begin Information supplied

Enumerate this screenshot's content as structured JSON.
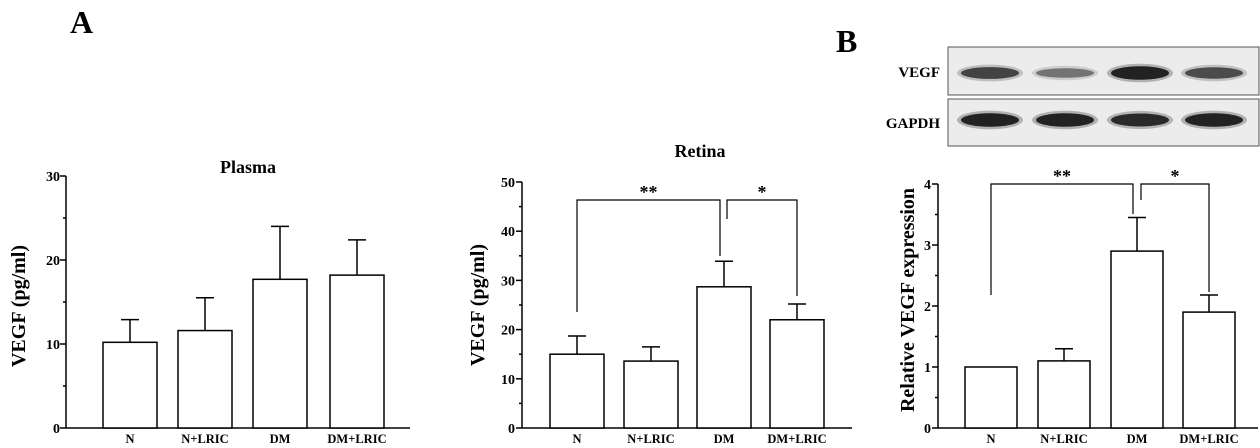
{
  "panel_labels": {
    "a": "A",
    "b": "B"
  },
  "style": {
    "bar_fill": "#ffffff",
    "bar_stroke": "#000000",
    "band_color": "#1a1a1a",
    "blot_background": "#ececec"
  },
  "western_blot": {
    "rows": [
      {
        "label": "VEGF",
        "band_intensity": [
          0.75,
          0.5,
          0.95,
          0.7
        ]
      },
      {
        "label": "GAPDH",
        "band_intensity": [
          0.95,
          0.95,
          0.9,
          0.95
        ]
      }
    ]
  },
  "chart_data": [
    {
      "type": "bar",
      "title": "Plasma",
      "ylabel": "VEGF (pg/ml)",
      "categories": [
        "N",
        "N+LRIC",
        "DM",
        "DM+LRIC"
      ],
      "values": [
        10.2,
        11.6,
        17.7,
        18.2
      ],
      "errors": [
        2.7,
        3.9,
        6.3,
        4.2
      ],
      "ylim": [
        0,
        30
      ],
      "yticks": [
        0,
        10,
        20,
        30
      ],
      "grid": false,
      "significance": []
    },
    {
      "type": "bar",
      "title": "Retina",
      "ylabel": "VEGF (pg/ml)",
      "categories": [
        "N",
        "N+LRIC",
        "DM",
        "DM+LRIC"
      ],
      "values": [
        15.0,
        13.6,
        28.7,
        22.0
      ],
      "errors": [
        3.7,
        2.9,
        5.2,
        3.2
      ],
      "ylim": [
        0,
        50
      ],
      "yticks": [
        0,
        10,
        20,
        30,
        40,
        50
      ],
      "grid": false,
      "significance": [
        {
          "from": 0,
          "to": 2,
          "label": "**"
        },
        {
          "from": 2,
          "to": 3,
          "label": "*"
        }
      ]
    },
    {
      "type": "bar",
      "ylabel": "Relative VEGF expression",
      "categories": [
        "N",
        "N+LRIC",
        "DM",
        "DM+LRIC"
      ],
      "values": [
        1.0,
        1.1,
        2.9,
        1.9
      ],
      "errors": [
        0,
        0.2,
        0.55,
        0.28
      ],
      "ylim": [
        0,
        4
      ],
      "yticks": [
        0,
        1,
        2,
        3,
        4
      ],
      "grid": false,
      "significance": [
        {
          "from": 0,
          "to": 2,
          "label": "**"
        },
        {
          "from": 2,
          "to": 3,
          "label": "*"
        }
      ]
    }
  ]
}
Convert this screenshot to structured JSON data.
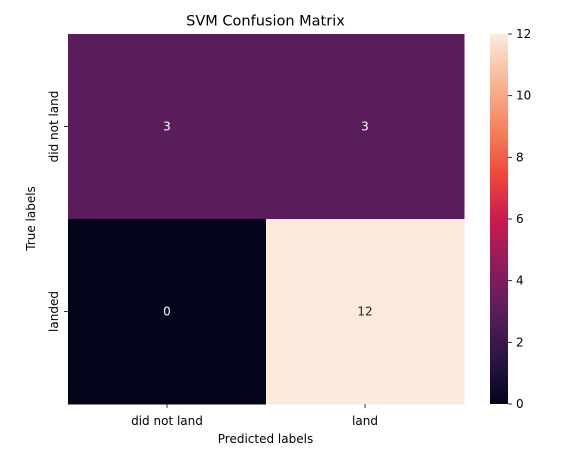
{
  "chart_data": {
    "type": "heatmap",
    "title": "SVM Confusion Matrix",
    "xlabel": "Predicted labels",
    "ylabel": "True labels",
    "x_categories": [
      "did not land",
      "land"
    ],
    "y_categories": [
      "did not land",
      "landed"
    ],
    "values": [
      [
        3,
        3
      ],
      [
        0,
        12
      ]
    ],
    "colorbar": {
      "min": 0,
      "max": 12,
      "ticks": [
        "0",
        "2",
        "4",
        "6",
        "8",
        "10",
        "12"
      ]
    },
    "colormap": "rocket",
    "colormap_stops": [
      "#03051a",
      "#2b1544",
      "#5a1d5b",
      "#8e1d5b",
      "#cb1b4f",
      "#ef4a3c",
      "#f58660",
      "#f8b898",
      "#faebdd"
    ]
  }
}
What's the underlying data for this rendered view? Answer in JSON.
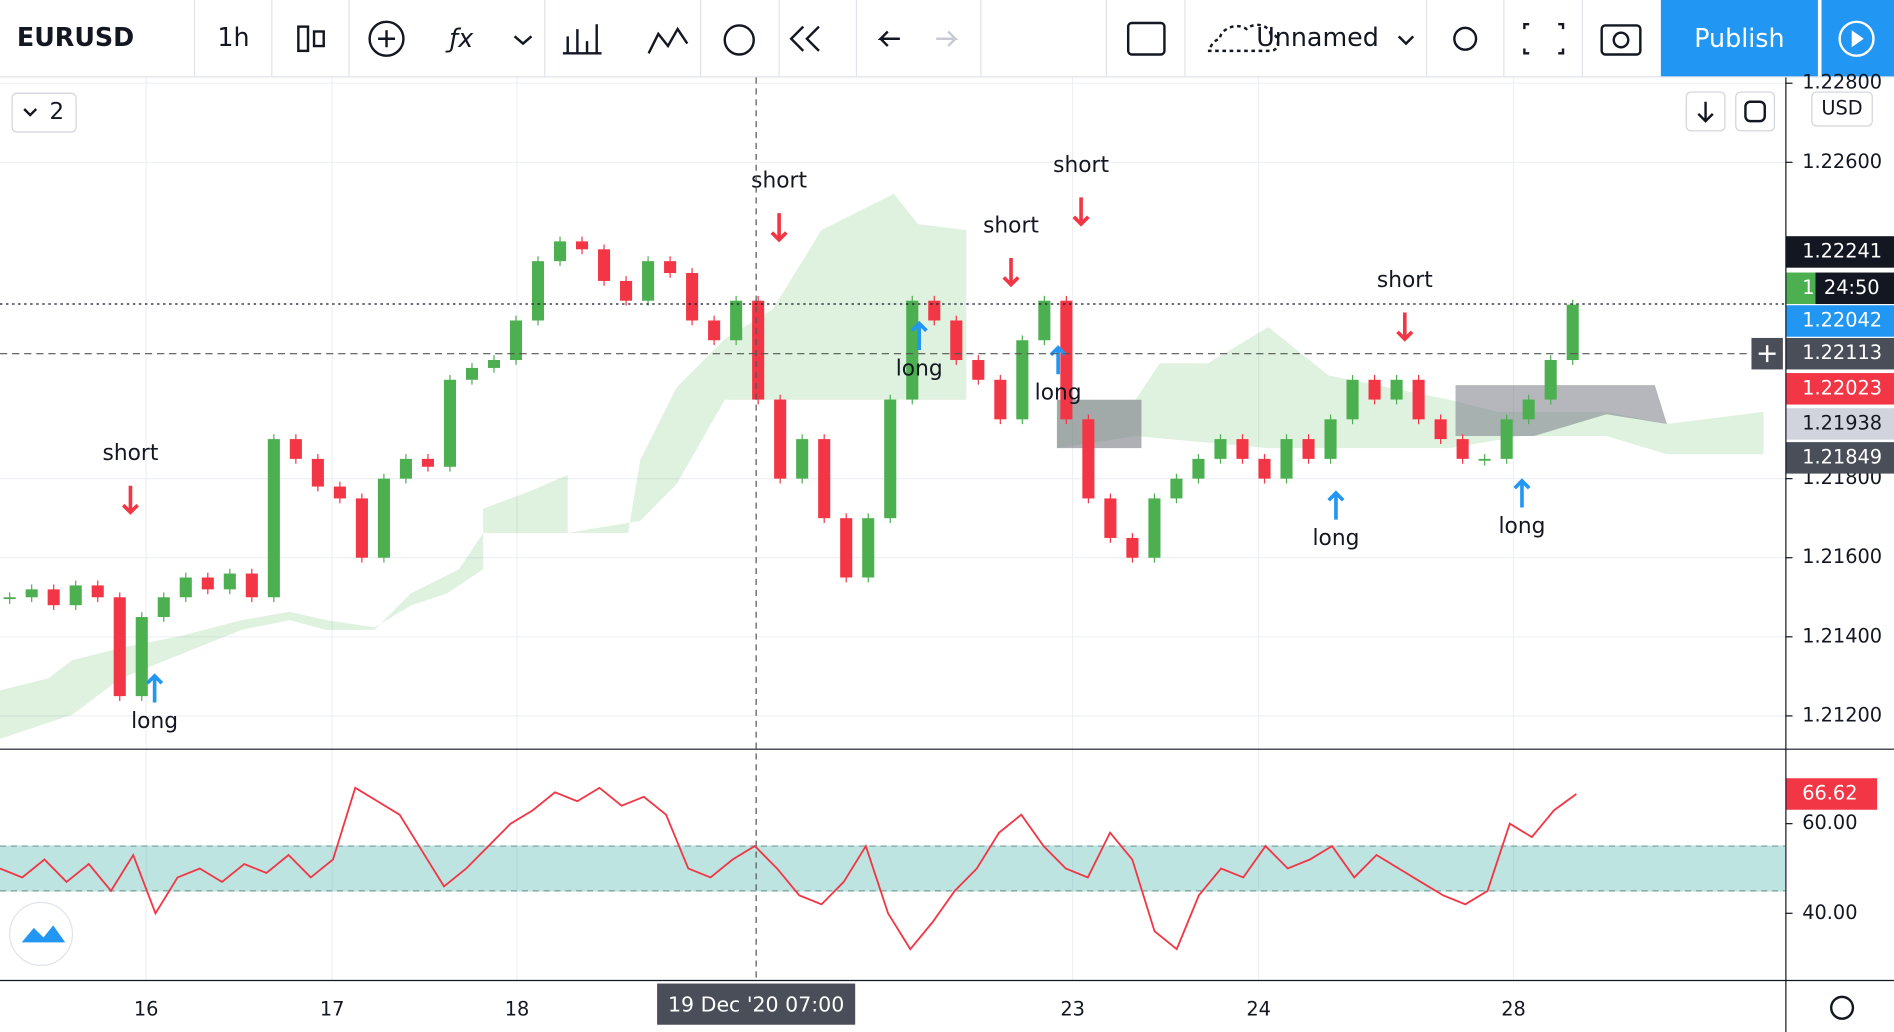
{
  "toolbar": {
    "symbol": "EURUSD",
    "interval": "1h",
    "layout_name": "Unnamed",
    "publish": "Publish"
  },
  "chart": {
    "indicator_count": "2",
    "currency": "USD",
    "price_ticks": [
      {
        "value": 1.228,
        "label": "1.22800"
      },
      {
        "value": 1.226,
        "label": "1.22600"
      },
      {
        "value": 1.218,
        "label": "1.21800"
      },
      {
        "value": 1.216,
        "label": "1.21600"
      },
      {
        "value": 1.214,
        "label": "1.21400"
      },
      {
        "value": 1.212,
        "label": "1.21200"
      }
    ],
    "price_tags": [
      "1.22241",
      "1.22042",
      "1.22113",
      "1.22023",
      "1.21938",
      "1.21849"
    ],
    "countdown_prefix": "1",
    "countdown": "24:50",
    "time_labels": [
      "16",
      "17",
      "18",
      "23",
      "24",
      "28"
    ],
    "crosshair_time": "19 Dec '20   07:00",
    "signals": [
      "short",
      "long",
      "short",
      "short",
      "short",
      "long",
      "long",
      "short",
      "long",
      "long"
    ],
    "closes": [
      1.215,
      1.2152,
      1.2148,
      1.2153,
      1.215,
      1.2125,
      1.2145,
      1.215,
      1.2155,
      1.2152,
      1.2156,
      1.215,
      1.219,
      1.2185,
      1.2178,
      1.2175,
      1.216,
      1.218,
      1.2185,
      1.2183,
      1.2205,
      1.2208,
      1.221,
      1.222,
      1.2235,
      1.224,
      1.2238,
      1.223,
      1.2225,
      1.2235,
      1.2232,
      1.222,
      1.2215,
      1.2225,
      1.22,
      1.218,
      1.219,
      1.217,
      1.2155,
      1.217,
      1.22,
      1.2225,
      1.222,
      1.221,
      1.2205,
      1.2195,
      1.2215,
      1.2225,
      1.2195,
      1.2175,
      1.2165,
      1.216,
      1.2175,
      1.218,
      1.2185,
      1.219,
      1.2185,
      1.218,
      1.219,
      1.2185,
      1.2195,
      1.2205,
      1.22,
      1.2205,
      1.2195,
      1.219,
      1.2185,
      1.2185,
      1.2195,
      1.22,
      1.221,
      1.2224
    ],
    "rsi": {
      "values": [
        50,
        48,
        52,
        47,
        51,
        45,
        53,
        40,
        48,
        50,
        47,
        51,
        49,
        53,
        48,
        52,
        68,
        65,
        62,
        54,
        46,
        50,
        55,
        60,
        63,
        67,
        65,
        68,
        64,
        66,
        62,
        50,
        48,
        52,
        55,
        50,
        44,
        42,
        47,
        55,
        40,
        32,
        38,
        45,
        50,
        58,
        62,
        55,
        50,
        48,
        58,
        52,
        36,
        32,
        44,
        50,
        48,
        55,
        50,
        52,
        55,
        48,
        53,
        50,
        47,
        44,
        42,
        45,
        60,
        57,
        63,
        66.62
      ],
      "ticks": [
        {
          "value": 60,
          "label": "60.00"
        },
        {
          "value": 40,
          "label": "40.00"
        }
      ],
      "current": {
        "value": 66.62,
        "label": "66.62"
      }
    }
  }
}
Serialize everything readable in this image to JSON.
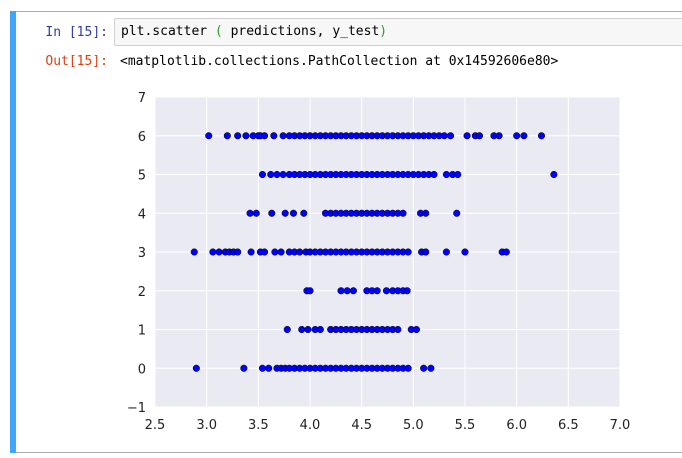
{
  "cell": {
    "in_prompt": "In [15]:",
    "out_prompt": "Out[15]:",
    "code": {
      "func": "plt.scatter",
      "open_paren": "(",
      "args": "predictions, y_test",
      "close_paren": ")"
    },
    "output_repr": "<matplotlib.collections.PathCollection at 0x14592606e80>"
  },
  "colors": {
    "cell_bar": "#42a5f5",
    "in_prompt": "#303f9f",
    "out_prompt": "#d84315",
    "plot_bg": "#eaeaf2",
    "marker": "#0000ff"
  },
  "chart_data": {
    "type": "scatter",
    "xlim": [
      2.5,
      7.0
    ],
    "ylim": [
      -1,
      7
    ],
    "xticks": [
      "2.5",
      "3.0",
      "3.5",
      "4.0",
      "4.5",
      "5.0",
      "5.5",
      "6.0",
      "6.5",
      "7.0"
    ],
    "yticks": [
      "−1",
      "0",
      "1",
      "2",
      "3",
      "4",
      "5",
      "6",
      "7"
    ],
    "grid": true,
    "series": [
      {
        "points": [
          [
            6.0,
            6
          ],
          [
            3.2,
            6
          ],
          [
            3.3,
            6
          ],
          [
            3.38,
            6
          ],
          [
            3.45,
            6
          ],
          [
            3.5,
            6
          ],
          [
            3.52,
            6
          ],
          [
            3.56,
            6
          ],
          [
            3.65,
            6
          ],
          [
            3.74,
            6
          ],
          [
            3.8,
            6
          ],
          [
            3.85,
            6
          ],
          [
            3.9,
            6
          ],
          [
            3.95,
            6
          ],
          [
            4.0,
            6
          ],
          [
            4.05,
            6
          ],
          [
            4.1,
            6
          ],
          [
            4.15,
            6
          ],
          [
            4.2,
            6
          ],
          [
            4.25,
            6
          ],
          [
            4.3,
            6
          ],
          [
            4.35,
            6
          ],
          [
            4.4,
            6
          ],
          [
            4.45,
            6
          ],
          [
            4.5,
            6
          ],
          [
            4.55,
            6
          ],
          [
            4.6,
            6
          ],
          [
            4.65,
            6
          ],
          [
            4.7,
            6
          ],
          [
            4.75,
            6
          ],
          [
            4.8,
            6
          ],
          [
            4.85,
            6
          ],
          [
            4.9,
            6
          ],
          [
            4.95,
            6
          ],
          [
            5.0,
            6
          ],
          [
            5.05,
            6
          ],
          [
            5.1,
            6
          ],
          [
            5.15,
            6
          ],
          [
            5.2,
            6
          ],
          [
            5.25,
            6
          ],
          [
            5.3,
            6
          ],
          [
            5.36,
            6
          ],
          [
            5.52,
            6
          ],
          [
            5.6,
            6
          ],
          [
            5.64,
            6
          ],
          [
            5.78,
            6
          ],
          [
            5.83,
            6
          ],
          [
            6.07,
            6
          ],
          [
            6.24,
            6
          ],
          [
            3.02,
            6
          ],
          [
            3.54,
            5
          ],
          [
            3.62,
            5
          ],
          [
            3.68,
            5
          ],
          [
            3.74,
            5
          ],
          [
            3.8,
            5
          ],
          [
            3.85,
            5
          ],
          [
            3.9,
            5
          ],
          [
            3.95,
            5
          ],
          [
            4.0,
            5
          ],
          [
            4.05,
            5
          ],
          [
            4.1,
            5
          ],
          [
            4.15,
            5
          ],
          [
            4.2,
            5
          ],
          [
            4.25,
            5
          ],
          [
            4.3,
            5
          ],
          [
            4.35,
            5
          ],
          [
            4.4,
            5
          ],
          [
            4.45,
            5
          ],
          [
            4.5,
            5
          ],
          [
            4.55,
            5
          ],
          [
            4.6,
            5
          ],
          [
            4.65,
            5
          ],
          [
            4.7,
            5
          ],
          [
            4.75,
            5
          ],
          [
            4.8,
            5
          ],
          [
            4.85,
            5
          ],
          [
            4.9,
            5
          ],
          [
            4.95,
            5
          ],
          [
            5.0,
            5
          ],
          [
            5.05,
            5
          ],
          [
            5.1,
            5
          ],
          [
            5.15,
            5
          ],
          [
            5.2,
            5
          ],
          [
            5.32,
            5
          ],
          [
            5.38,
            5
          ],
          [
            5.43,
            5
          ],
          [
            6.36,
            5
          ],
          [
            3.42,
            4
          ],
          [
            3.48,
            4
          ],
          [
            3.63,
            4
          ],
          [
            3.76,
            4
          ],
          [
            3.84,
            4
          ],
          [
            3.94,
            4
          ],
          [
            4.15,
            4
          ],
          [
            4.2,
            4
          ],
          [
            4.25,
            4
          ],
          [
            4.3,
            4
          ],
          [
            4.35,
            4
          ],
          [
            4.4,
            4
          ],
          [
            4.45,
            4
          ],
          [
            4.5,
            4
          ],
          [
            4.55,
            4
          ],
          [
            4.6,
            4
          ],
          [
            4.65,
            4
          ],
          [
            4.7,
            4
          ],
          [
            4.75,
            4
          ],
          [
            4.8,
            4
          ],
          [
            4.85,
            4
          ],
          [
            4.9,
            4
          ],
          [
            5.07,
            4
          ],
          [
            5.12,
            4
          ],
          [
            5.42,
            4
          ],
          [
            2.88,
            3
          ],
          [
            3.06,
            3
          ],
          [
            3.12,
            3
          ],
          [
            3.18,
            3
          ],
          [
            3.22,
            3
          ],
          [
            3.26,
            3
          ],
          [
            3.3,
            3
          ],
          [
            3.43,
            3
          ],
          [
            3.52,
            3
          ],
          [
            3.56,
            3
          ],
          [
            3.66,
            3
          ],
          [
            3.72,
            3
          ],
          [
            3.8,
            3
          ],
          [
            3.85,
            3
          ],
          [
            3.9,
            3
          ],
          [
            3.96,
            3
          ],
          [
            4.0,
            3
          ],
          [
            4.05,
            3
          ],
          [
            4.1,
            3
          ],
          [
            4.15,
            3
          ],
          [
            4.2,
            3
          ],
          [
            4.25,
            3
          ],
          [
            4.3,
            3
          ],
          [
            4.35,
            3
          ],
          [
            4.4,
            3
          ],
          [
            4.45,
            3
          ],
          [
            4.5,
            3
          ],
          [
            4.55,
            3
          ],
          [
            4.6,
            3
          ],
          [
            4.65,
            3
          ],
          [
            4.7,
            3
          ],
          [
            4.75,
            3
          ],
          [
            4.8,
            3
          ],
          [
            4.85,
            3
          ],
          [
            4.9,
            3
          ],
          [
            4.95,
            3
          ],
          [
            5.08,
            3
          ],
          [
            5.12,
            3
          ],
          [
            5.32,
            3
          ],
          [
            5.5,
            3
          ],
          [
            5.86,
            3
          ],
          [
            5.9,
            3
          ],
          [
            3.97,
            2
          ],
          [
            4.0,
            2
          ],
          [
            4.3,
            2
          ],
          [
            4.36,
            2
          ],
          [
            4.42,
            2
          ],
          [
            4.55,
            2
          ],
          [
            4.6,
            2
          ],
          [
            4.65,
            2
          ],
          [
            4.74,
            2
          ],
          [
            4.8,
            2
          ],
          [
            4.85,
            2
          ],
          [
            4.9,
            2
          ],
          [
            4.94,
            2
          ],
          [
            3.78,
            1
          ],
          [
            3.92,
            1
          ],
          [
            3.98,
            1
          ],
          [
            4.05,
            1
          ],
          [
            4.1,
            1
          ],
          [
            4.2,
            1
          ],
          [
            4.25,
            1
          ],
          [
            4.3,
            1
          ],
          [
            4.35,
            1
          ],
          [
            4.4,
            1
          ],
          [
            4.45,
            1
          ],
          [
            4.5,
            1
          ],
          [
            4.55,
            1
          ],
          [
            4.6,
            1
          ],
          [
            4.65,
            1
          ],
          [
            4.7,
            1
          ],
          [
            4.75,
            1
          ],
          [
            4.8,
            1
          ],
          [
            4.85,
            1
          ],
          [
            4.98,
            1
          ],
          [
            5.03,
            1
          ],
          [
            2.9,
            0
          ],
          [
            3.36,
            0
          ],
          [
            3.54,
            0
          ],
          [
            3.6,
            0
          ],
          [
            3.68,
            0
          ],
          [
            3.72,
            0
          ],
          [
            3.76,
            0
          ],
          [
            3.8,
            0
          ],
          [
            3.85,
            0
          ],
          [
            3.9,
            0
          ],
          [
            3.95,
            0
          ],
          [
            4.0,
            0
          ],
          [
            4.05,
            0
          ],
          [
            4.1,
            0
          ],
          [
            4.15,
            0
          ],
          [
            4.2,
            0
          ],
          [
            4.25,
            0
          ],
          [
            4.3,
            0
          ],
          [
            4.35,
            0
          ],
          [
            4.4,
            0
          ],
          [
            4.45,
            0
          ],
          [
            4.5,
            0
          ],
          [
            4.55,
            0
          ],
          [
            4.6,
            0
          ],
          [
            4.65,
            0
          ],
          [
            4.7,
            0
          ],
          [
            4.75,
            0
          ],
          [
            4.8,
            0
          ],
          [
            4.85,
            0
          ],
          [
            4.9,
            0
          ],
          [
            4.95,
            0
          ],
          [
            5.1,
            0
          ],
          [
            5.17,
            0
          ]
        ]
      }
    ]
  }
}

end Information supplied

▶ [Instructions for the task] Count how many lines above include the word "structured" and answer with that figure only.

▶ [Result] 2